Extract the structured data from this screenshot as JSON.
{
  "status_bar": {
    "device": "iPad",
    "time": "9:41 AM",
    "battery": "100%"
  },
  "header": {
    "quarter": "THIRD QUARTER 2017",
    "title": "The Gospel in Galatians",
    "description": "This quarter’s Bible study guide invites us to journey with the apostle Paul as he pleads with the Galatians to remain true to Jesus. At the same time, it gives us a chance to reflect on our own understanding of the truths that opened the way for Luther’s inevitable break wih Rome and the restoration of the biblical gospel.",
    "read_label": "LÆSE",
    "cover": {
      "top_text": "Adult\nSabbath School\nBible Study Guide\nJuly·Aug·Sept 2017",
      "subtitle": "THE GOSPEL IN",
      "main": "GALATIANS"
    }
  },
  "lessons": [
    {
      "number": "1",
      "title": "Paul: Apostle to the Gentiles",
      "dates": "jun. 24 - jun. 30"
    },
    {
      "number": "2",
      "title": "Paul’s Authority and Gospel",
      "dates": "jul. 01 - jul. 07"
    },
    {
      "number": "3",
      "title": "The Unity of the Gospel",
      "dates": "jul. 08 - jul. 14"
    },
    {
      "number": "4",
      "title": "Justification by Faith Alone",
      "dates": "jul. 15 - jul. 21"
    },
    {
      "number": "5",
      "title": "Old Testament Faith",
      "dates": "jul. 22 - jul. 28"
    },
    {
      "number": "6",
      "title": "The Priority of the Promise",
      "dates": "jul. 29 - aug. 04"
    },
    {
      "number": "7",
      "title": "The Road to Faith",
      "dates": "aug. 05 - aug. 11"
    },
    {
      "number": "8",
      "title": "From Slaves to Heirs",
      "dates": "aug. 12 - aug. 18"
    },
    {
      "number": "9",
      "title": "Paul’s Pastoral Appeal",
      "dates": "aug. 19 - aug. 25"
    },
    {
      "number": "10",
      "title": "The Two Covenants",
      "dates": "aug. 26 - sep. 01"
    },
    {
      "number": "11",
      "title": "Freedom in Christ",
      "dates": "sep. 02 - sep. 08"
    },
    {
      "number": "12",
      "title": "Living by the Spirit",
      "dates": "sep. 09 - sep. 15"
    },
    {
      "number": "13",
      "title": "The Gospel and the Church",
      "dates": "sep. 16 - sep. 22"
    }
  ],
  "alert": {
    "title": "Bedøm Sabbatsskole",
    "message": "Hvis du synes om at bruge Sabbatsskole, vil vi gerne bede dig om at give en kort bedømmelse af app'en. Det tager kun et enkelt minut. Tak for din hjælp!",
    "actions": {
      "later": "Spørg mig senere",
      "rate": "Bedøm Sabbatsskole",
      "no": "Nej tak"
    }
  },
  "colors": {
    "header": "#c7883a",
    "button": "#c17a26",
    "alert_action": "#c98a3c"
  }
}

+++

What you will do: Copy out the material word for word and line for line.

Response to this task:
Extract the structured data from this screenshot as JSON.
{
  "status_bar": {
    "device": "iPad",
    "time": "9:41 AM",
    "battery": "100%"
  },
  "header": {
    "quarter": "THIRD QUARTER 2017",
    "title": "The Gospel in Galatians",
    "description": "This quarter’s Bible study guide invites us to journey with the apostle Paul as he pleads with the Galatians to remain true to Jesus. At the same time, it gives us a chance to reflect on our own understanding of the truths that opened the way for Luther’s inevitable break wih Rome and the restoration of the biblical gospel.",
    "read_label": "LÆSE",
    "cover": {
      "top_text": "Adult\nSabbath School\nBible Study Guide\nJuly·Aug·Sept 2017",
      "subtitle": "THE GOSPEL IN",
      "main": "GALATIANS"
    }
  },
  "lessons": [
    {
      "number": "1",
      "title": "Paul: Apostle to the Gentiles",
      "dates": "jun. 24 - jun. 30"
    },
    {
      "number": "2",
      "title": "Paul’s Authority and Gospel",
      "dates": "jul. 01 - jul. 07"
    },
    {
      "number": "3",
      "title": "The Unity of the Gospel",
      "dates": "jul. 08 - jul. 14"
    },
    {
      "number": "4",
      "title": "Justification by Faith Alone",
      "dates": "jul. 15 - jul. 21"
    },
    {
      "number": "5",
      "title": "Old Testament Faith",
      "dates": "jul. 22 - jul. 28"
    },
    {
      "number": "6",
      "title": "The Priority of the Promise",
      "dates": "jul. 29 - aug. 04"
    },
    {
      "number": "7",
      "title": "The Road to Faith",
      "dates": "aug. 05 - aug. 11"
    },
    {
      "number": "8",
      "title": "From Slaves to Heirs",
      "dates": "aug. 12 - aug. 18"
    },
    {
      "number": "9",
      "title": "Paul’s Pastoral Appeal",
      "dates": "aug. 19 - aug. 25"
    },
    {
      "number": "10",
      "title": "The Two Covenants",
      "dates": "aug. 26 - sep. 01"
    },
    {
      "number": "11",
      "title": "Freedom in Christ",
      "dates": "sep. 02 - sep. 08"
    },
    {
      "number": "12",
      "title": "Living by the Spirit",
      "dates": "sep. 09 - sep. 15"
    },
    {
      "number": "13",
      "title": "The Gospel and the Church",
      "dates": "sep. 16 - sep. 22"
    }
  ],
  "alert": {
    "title": "Bedøm Sabbatsskole",
    "message": "Hvis du synes om at bruge Sabbatsskole, vil vi gerne bede dig om at give en kort bedømmelse af app'en. Det tager kun et enkelt minut. Tak for din hjælp!",
    "actions": {
      "later": "Spørg mig senere",
      "rate": "Bedøm Sabbatsskole",
      "no": "Nej tak"
    }
  },
  "colors": {
    "header": "#c7883a",
    "button": "#c17a26",
    "alert_action": "#c98a3c"
  }
}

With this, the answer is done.